-------- THE INPUT --------

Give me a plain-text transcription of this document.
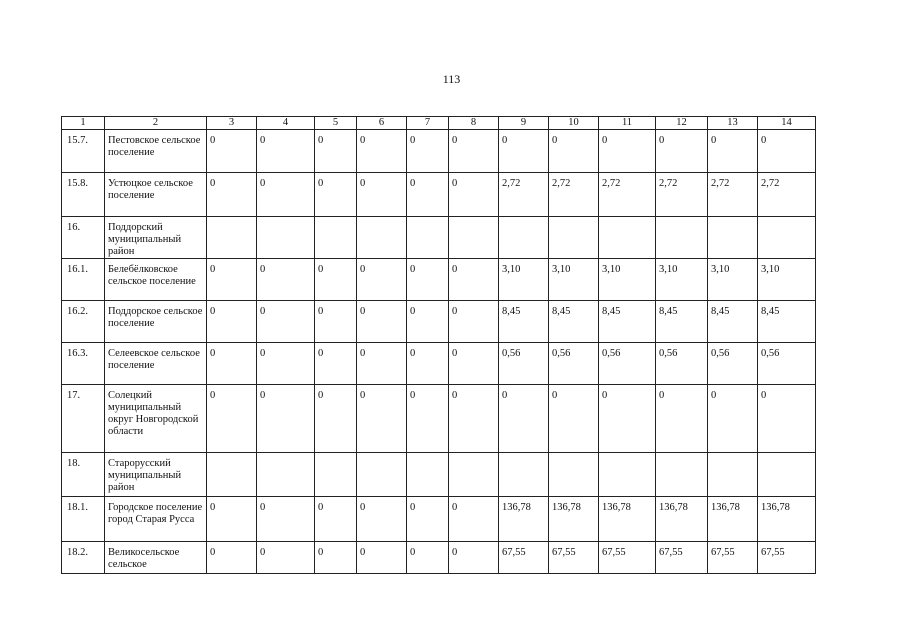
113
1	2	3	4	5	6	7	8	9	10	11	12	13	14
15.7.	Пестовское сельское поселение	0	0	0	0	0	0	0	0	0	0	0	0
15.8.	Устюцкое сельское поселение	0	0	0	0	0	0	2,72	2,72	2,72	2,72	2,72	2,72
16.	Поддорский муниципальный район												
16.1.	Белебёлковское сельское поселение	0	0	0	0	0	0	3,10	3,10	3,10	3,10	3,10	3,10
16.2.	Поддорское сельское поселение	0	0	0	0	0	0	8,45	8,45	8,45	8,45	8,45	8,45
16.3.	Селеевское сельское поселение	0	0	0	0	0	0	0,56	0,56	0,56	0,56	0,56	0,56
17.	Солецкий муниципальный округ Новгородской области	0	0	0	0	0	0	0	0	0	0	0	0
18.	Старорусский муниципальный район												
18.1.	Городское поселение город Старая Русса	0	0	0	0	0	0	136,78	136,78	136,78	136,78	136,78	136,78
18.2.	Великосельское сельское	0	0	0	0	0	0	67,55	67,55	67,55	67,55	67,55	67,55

--------

Print every record above exactly as written, leaving out the pictures.

RESPONSE TO THE EXERCISE ▸
Give me a plain-text transcription of this document.
113
1	2	3	4	5	6	7	8	9	10	11	12	13	14
15.7.	Пестовское сельское поселение	0	0	0	0	0	0	0	0	0	0	0	0
15.8.	Устюцкое сельское поселение	0	0	0	0	0	0	2,72	2,72	2,72	2,72	2,72	2,72
16.	Поддорский муниципальный район												
16.1.	Белебёлковское сельское поселение	0	0	0	0	0	0	3,10	3,10	3,10	3,10	3,10	3,10
16.2.	Поддорское сельское поселение	0	0	0	0	0	0	8,45	8,45	8,45	8,45	8,45	8,45
16.3.	Селеевское сельское поселение	0	0	0	0	0	0	0,56	0,56	0,56	0,56	0,56	0,56
17.	Солецкий муниципальный округ Новгородской области	0	0	0	0	0	0	0	0	0	0	0	0
18.	Старорусский муниципальный район												
18.1.	Городское поселение город Старая Русса	0	0	0	0	0	0	136,78	136,78	136,78	136,78	136,78	136,78
18.2.	Великосельское сельское	0	0	0	0	0	0	67,55	67,55	67,55	67,55	67,55	67,55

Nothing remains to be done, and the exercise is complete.